Every record that follows should be printed verbatim.

• • • • •

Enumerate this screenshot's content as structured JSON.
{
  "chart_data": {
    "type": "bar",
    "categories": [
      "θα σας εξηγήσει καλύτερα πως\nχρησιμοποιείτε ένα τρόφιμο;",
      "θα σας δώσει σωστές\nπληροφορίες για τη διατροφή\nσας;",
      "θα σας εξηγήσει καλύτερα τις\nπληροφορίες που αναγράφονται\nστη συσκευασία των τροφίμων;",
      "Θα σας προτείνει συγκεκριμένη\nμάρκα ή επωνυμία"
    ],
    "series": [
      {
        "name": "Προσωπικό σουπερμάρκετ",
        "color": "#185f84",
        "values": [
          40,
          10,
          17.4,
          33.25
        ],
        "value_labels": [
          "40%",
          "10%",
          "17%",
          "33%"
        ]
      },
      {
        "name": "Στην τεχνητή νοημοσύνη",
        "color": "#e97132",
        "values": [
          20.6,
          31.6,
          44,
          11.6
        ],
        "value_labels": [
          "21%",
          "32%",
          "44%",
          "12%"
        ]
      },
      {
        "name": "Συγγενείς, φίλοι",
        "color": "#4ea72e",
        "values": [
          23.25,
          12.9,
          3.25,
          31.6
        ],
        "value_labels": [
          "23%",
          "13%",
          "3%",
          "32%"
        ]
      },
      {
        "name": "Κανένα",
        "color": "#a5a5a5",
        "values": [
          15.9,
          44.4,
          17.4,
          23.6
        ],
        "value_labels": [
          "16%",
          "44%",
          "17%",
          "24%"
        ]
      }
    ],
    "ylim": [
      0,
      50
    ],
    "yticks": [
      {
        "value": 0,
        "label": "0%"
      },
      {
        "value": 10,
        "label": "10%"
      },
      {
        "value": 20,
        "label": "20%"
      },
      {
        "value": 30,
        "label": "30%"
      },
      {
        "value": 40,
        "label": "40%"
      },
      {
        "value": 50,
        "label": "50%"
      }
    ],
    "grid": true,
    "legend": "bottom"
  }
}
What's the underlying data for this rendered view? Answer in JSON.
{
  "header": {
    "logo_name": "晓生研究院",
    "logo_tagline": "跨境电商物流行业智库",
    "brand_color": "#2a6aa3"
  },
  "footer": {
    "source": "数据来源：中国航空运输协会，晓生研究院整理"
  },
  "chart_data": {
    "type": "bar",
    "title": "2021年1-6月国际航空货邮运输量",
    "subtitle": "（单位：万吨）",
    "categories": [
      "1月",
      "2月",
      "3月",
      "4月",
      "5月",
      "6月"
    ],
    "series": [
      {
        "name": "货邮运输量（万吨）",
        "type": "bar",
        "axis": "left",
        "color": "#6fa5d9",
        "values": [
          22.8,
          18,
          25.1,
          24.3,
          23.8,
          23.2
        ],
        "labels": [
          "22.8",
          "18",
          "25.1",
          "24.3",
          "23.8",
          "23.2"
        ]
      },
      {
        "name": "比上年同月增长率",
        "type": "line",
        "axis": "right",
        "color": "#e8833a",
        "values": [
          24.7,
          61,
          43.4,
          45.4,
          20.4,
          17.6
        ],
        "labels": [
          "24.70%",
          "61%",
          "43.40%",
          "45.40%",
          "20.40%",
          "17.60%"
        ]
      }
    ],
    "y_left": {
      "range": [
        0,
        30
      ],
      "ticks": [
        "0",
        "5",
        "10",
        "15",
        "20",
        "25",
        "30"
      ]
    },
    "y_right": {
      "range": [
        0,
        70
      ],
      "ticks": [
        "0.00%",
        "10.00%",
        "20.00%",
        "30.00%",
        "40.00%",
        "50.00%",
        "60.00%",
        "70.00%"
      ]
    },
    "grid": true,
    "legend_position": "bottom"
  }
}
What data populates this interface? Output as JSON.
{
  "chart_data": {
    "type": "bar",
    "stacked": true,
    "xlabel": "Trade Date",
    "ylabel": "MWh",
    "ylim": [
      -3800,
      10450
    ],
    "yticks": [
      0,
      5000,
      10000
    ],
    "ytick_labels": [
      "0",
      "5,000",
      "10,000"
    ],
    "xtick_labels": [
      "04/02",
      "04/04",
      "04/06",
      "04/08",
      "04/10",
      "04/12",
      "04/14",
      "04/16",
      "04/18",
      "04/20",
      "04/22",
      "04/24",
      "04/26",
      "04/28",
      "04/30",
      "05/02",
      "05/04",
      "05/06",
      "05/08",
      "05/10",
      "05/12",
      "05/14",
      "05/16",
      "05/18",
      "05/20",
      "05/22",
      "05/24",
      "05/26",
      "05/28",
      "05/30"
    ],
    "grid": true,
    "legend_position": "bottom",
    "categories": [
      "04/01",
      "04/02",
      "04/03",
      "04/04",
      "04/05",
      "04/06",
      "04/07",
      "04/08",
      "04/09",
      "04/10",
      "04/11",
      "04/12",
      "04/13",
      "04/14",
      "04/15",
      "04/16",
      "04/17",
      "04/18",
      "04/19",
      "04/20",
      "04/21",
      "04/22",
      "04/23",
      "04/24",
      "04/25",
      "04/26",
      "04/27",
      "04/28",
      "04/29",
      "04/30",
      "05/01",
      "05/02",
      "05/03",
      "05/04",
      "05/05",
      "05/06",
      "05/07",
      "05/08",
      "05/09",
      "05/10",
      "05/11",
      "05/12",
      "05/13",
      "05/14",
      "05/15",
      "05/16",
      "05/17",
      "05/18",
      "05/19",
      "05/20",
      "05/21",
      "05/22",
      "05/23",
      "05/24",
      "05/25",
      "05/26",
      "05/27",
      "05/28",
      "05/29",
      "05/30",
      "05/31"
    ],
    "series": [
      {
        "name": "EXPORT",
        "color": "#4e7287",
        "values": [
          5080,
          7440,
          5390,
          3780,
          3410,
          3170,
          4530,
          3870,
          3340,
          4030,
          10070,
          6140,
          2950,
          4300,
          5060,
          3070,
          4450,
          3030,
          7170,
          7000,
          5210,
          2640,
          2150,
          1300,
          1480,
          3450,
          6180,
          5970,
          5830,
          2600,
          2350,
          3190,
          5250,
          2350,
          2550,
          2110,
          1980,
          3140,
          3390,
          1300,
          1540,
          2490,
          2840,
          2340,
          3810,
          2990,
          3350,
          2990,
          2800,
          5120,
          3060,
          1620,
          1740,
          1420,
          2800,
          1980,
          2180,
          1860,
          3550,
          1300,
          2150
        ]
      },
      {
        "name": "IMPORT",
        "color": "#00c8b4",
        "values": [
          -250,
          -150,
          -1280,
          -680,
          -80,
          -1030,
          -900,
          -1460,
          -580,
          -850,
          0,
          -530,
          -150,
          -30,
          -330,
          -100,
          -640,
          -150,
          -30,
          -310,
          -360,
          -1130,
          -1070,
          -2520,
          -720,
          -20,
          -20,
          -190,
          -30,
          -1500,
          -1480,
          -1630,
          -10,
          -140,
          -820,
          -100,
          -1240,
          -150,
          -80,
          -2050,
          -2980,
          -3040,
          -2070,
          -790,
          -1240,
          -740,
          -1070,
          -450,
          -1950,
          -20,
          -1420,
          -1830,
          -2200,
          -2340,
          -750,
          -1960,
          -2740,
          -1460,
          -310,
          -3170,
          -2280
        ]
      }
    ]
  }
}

• • • • •

* [WRITTEN SOLUTION]
Enumerate this screenshot's content as structured JSON.
{
  "chart_data": {
    "type": "bar",
    "categories": [
      "θα σας εξηγήσει καλύτερα πως\nχρησιμοποιείτε ένα τρόφιμο;",
      "θα σας δώσει σωστές\nπληροφορίες για τη διατροφή\nσας;",
      "θα σας εξηγήσει καλύτερα τις\nπληροφορίες που αναγράφονται\nστη συσκευασία των τροφίμων;",
      "Θα σας προτείνει συγκεκριμένη\nμάρκα ή επωνυμία"
    ],
    "series": [
      {
        "name": "Προσωπικό σουπερμάρκετ",
        "color": "#185f84",
        "values": [
          40,
          10,
          17.4,
          33.25
        ],
        "value_labels": [
          "40%",
          "10%",
          "17%",
          "33%"
        ]
      },
      {
        "name": "Στην τεχνητή νοημοσύνη",
        "color": "#e97132",
        "values": [
          20.6,
          31.6,
          44,
          11.6
        ],
        "value_labels": [
          "21%",
          "32%",
          "44%",
          "12%"
        ]
      },
      {
        "name": "Συγγενείς, φίλοι",
        "color": "#4ea72e",
        "values": [
          23.25,
          12.9,
          3.25,
          31.6
        ],
        "value_labels": [
          "23%",
          "13%",
          "3%",
          "32%"
        ]
      },
      {
        "name": "Κανένα",
        "color": "#a5a5a5",
        "values": [
          15.9,
          44.4,
          17.4,
          23.6
        ],
        "value_labels": [
          "16%",
          "44%",
          "17%",
          "24%"
        ]
      }
    ],
    "ylim": [
      0,
      50
    ],
    "yticks": [
      {
        "value": 0,
        "label": "0%"
      },
      {
        "value": 10,
        "label": "10%"
      },
      {
        "value": 20,
        "label": "20%"
      },
      {
        "value": 30,
        "label": "30%"
      },
      {
        "value": 40,
        "label": "40%"
      },
      {
        "value": 50,
        "label": "50%"
      }
    ],
    "grid": true,
    "legend": "bottom"
  }
}
What's the underlying data for this rendered view? Answer in JSON.
{
  "header": {
    "logo_name": "晓生研究院",
    "logo_tagline": "跨境电商物流行业智库",
    "brand_color": "#2a6aa3"
  },
  "footer": {
    "source": "数据来源：中国航空运输协会，晓生研究院整理"
  },
  "chart_data": {
    "type": "bar",
    "title": "2021年1-6月国际航空货邮运输量",
    "subtitle": "（单位：万吨）",
    "categories": [
      "1月",
      "2月",
      "3月",
      "4月",
      "5月",
      "6月"
    ],
    "series": [
      {
        "name": "货邮运输量（万吨）",
        "type": "bar",
        "axis": "left",
        "color": "#6fa5d9",
        "values": [
          22.8,
          18,
          25.1,
          24.3,
          23.8,
          23.2
        ],
        "labels": [
          "22.8",
          "18",
          "25.1",
          "24.3",
          "23.8",
          "23.2"
        ]
      },
      {
        "name": "比上年同月增长率",
        "type": "line",
        "axis": "right",
        "color": "#e8833a",
        "values": [
          24.7,
          61,
          43.4,
          45.4,
          20.4,
          17.6
        ],
        "labels": [
          "24.70%",
          "61%",
          "43.40%",
          "45.40%",
          "20.40%",
          "17.60%"
        ]
      }
    ],
    "y_left": {
      "range": [
        0,
        30
      ],
      "ticks": [
        "0",
        "5",
        "10",
        "15",
        "20",
        "25",
        "30"
      ]
    },
    "y_right": {
      "range": [
        0,
        70
      ],
      "ticks": [
        "0.00%",
        "10.00%",
        "20.00%",
        "30.00%",
        "40.00%",
        "50.00%",
        "60.00%",
        "70.00%"
      ]
    },
    "grid": true,
    "legend_position": "bottom"
  }
}
What data populates this interface? Output as JSON.
{
  "chart_data": {
    "type": "bar",
    "stacked": true,
    "xlabel": "Trade Date",
    "ylabel": "MWh",
    "ylim": [
      -3800,
      10450
    ],
    "yticks": [
      0,
      5000,
      10000
    ],
    "ytick_labels": [
      "0",
      "5,000",
      "10,000"
    ],
    "xtick_labels": [
      "04/02",
      "04/04",
      "04/06",
      "04/08",
      "04/10",
      "04/12",
      "04/14",
      "04/16",
      "04/18",
      "04/20",
      "04/22",
      "04/24",
      "04/26",
      "04/28",
      "04/30",
      "05/02",
      "05/04",
      "05/06",
      "05/08",
      "05/10",
      "05/12",
      "05/14",
      "05/16",
      "05/18",
      "05/20",
      "05/22",
      "05/24",
      "05/26",
      "05/28",
      "05/30"
    ],
    "grid": true,
    "legend_position": "bottom",
    "categories": [
      "04/01",
      "04/02",
      "04/03",
      "04/04",
      "04/05",
      "04/06",
      "04/07",
      "04/08",
      "04/09",
      "04/10",
      "04/11",
      "04/12",
      "04/13",
      "04/14",
      "04/15",
      "04/16",
      "04/17",
      "04/18",
      "04/19",
      "04/20",
      "04/21",
      "04/22",
      "04/23",
      "04/24",
      "04/25",
      "04/26",
      "04/27",
      "04/28",
      "04/29",
      "04/30",
      "05/01",
      "05/02",
      "05/03",
      "05/04",
      "05/05",
      "05/06",
      "05/07",
      "05/08",
      "05/09",
      "05/10",
      "05/11",
      "05/12",
      "05/13",
      "05/14",
      "05/15",
      "05/16",
      "05/17",
      "05/18",
      "05/19",
      "05/20",
      "05/21",
      "05/22",
      "05/23",
      "05/24",
      "05/25",
      "05/26",
      "05/27",
      "05/28",
      "05/29",
      "05/30",
      "05/31"
    ],
    "series": [
      {
        "name": "EXPORT",
        "color": "#4e7287",
        "values": [
          5080,
          7440,
          5390,
          3780,
          3410,
          3170,
          4530,
          3870,
          3340,
          4030,
          10070,
          6140,
          2950,
          4300,
          5060,
          3070,
          4450,
          3030,
          7170,
          7000,
          5210,
          2640,
          2150,
          1300,
          1480,
          3450,
          6180,
          5970,
          5830,
          2600,
          2350,
          3190,
          5250,
          2350,
          2550,
          2110,
          1980,
          3140,
          3390,
          1300,
          1540,
          2490,
          2840,
          2340,
          3810,
          2990,
          3350,
          2990,
          2800,
          5120,
          3060,
          1620,
          1740,
          1420,
          2800,
          1980,
          2180,
          1860,
          3550,
          1300,
          2150
        ]
      },
      {
        "name": "IMPORT",
        "color": "#00c8b4",
        "values": [
          -250,
          -150,
          -1280,
          -680,
          -80,
          -1030,
          -900,
          -1460,
          -580,
          -850,
          0,
          -530,
          -150,
          -30,
          -330,
          -100,
          -640,
          -150,
          -30,
          -310,
          -360,
          -1130,
          -1070,
          -2520,
          -720,
          -20,
          -20,
          -190,
          -30,
          -1500,
          -1480,
          -1630,
          -10,
          -140,
          -820,
          -100,
          -1240,
          -150,
          -80,
          -2050,
          -2980,
          -3040,
          -2070,
          -790,
          -1240,
          -740,
          -1070,
          -450,
          -1950,
          -20,
          -1420,
          -1830,
          -2200,
          -2340,
          -750,
          -1960,
          -2740,
          -1460,
          -310,
          -3170,
          -2280
        ]
      }
    ]
  }
}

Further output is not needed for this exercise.